### Dataset items

------

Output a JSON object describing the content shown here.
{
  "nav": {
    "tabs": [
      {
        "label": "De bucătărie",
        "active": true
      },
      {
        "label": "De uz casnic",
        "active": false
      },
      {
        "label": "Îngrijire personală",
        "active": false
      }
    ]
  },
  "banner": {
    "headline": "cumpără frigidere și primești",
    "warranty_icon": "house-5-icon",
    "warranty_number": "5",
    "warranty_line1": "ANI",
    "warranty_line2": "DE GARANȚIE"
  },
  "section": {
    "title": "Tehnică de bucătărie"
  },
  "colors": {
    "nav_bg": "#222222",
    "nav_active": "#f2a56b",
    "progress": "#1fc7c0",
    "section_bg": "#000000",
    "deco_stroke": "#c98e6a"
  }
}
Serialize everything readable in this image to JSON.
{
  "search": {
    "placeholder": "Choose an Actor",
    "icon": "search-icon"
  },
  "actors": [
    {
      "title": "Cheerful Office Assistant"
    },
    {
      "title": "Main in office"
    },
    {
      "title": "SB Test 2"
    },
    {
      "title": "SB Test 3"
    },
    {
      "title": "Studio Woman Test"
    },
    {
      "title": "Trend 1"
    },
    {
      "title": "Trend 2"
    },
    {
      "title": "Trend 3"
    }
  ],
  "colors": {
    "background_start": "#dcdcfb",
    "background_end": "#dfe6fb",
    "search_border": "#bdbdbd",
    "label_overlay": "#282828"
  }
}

------

### Task to carry out
Exactly as they are written, print the entries again.

### Complete output
Output a JSON object describing the content shown here.
{
  "nav": {
    "tabs": [
      {
        "label": "De bucătărie",
        "active": true
      },
      {
        "label": "De uz casnic",
        "active": false
      },
      {
        "label": "Îngrijire personală",
        "active": false
      }
    ]
  },
  "banner": {
    "headline": "cumpără frigidere și primești",
    "warranty_icon": "house-5-icon",
    "warranty_number": "5",
    "warranty_line1": "ANI",
    "warranty_line2": "DE GARANȚIE"
  },
  "section": {
    "title": "Tehnică de bucătărie"
  },
  "colors": {
    "nav_bg": "#222222",
    "nav_active": "#f2a56b",
    "progress": "#1fc7c0",
    "section_bg": "#000000",
    "deco_stroke": "#c98e6a"
  }
}
Serialize everything readable in this image to JSON.
{
  "search": {
    "placeholder": "Choose an Actor",
    "icon": "search-icon"
  },
  "actors": [
    {
      "title": "Cheerful Office Assistant"
    },
    {
      "title": "Main in office"
    },
    {
      "title": "SB Test 2"
    },
    {
      "title": "SB Test 3"
    },
    {
      "title": "Studio Woman Test"
    },
    {
      "title": "Trend 1"
    },
    {
      "title": "Trend 2"
    },
    {
      "title": "Trend 3"
    }
  ],
  "colors": {
    "background_start": "#dcdcfb",
    "background_end": "#dfe6fb",
    "search_border": "#bdbdbd",
    "label_overlay": "#282828"
  }
}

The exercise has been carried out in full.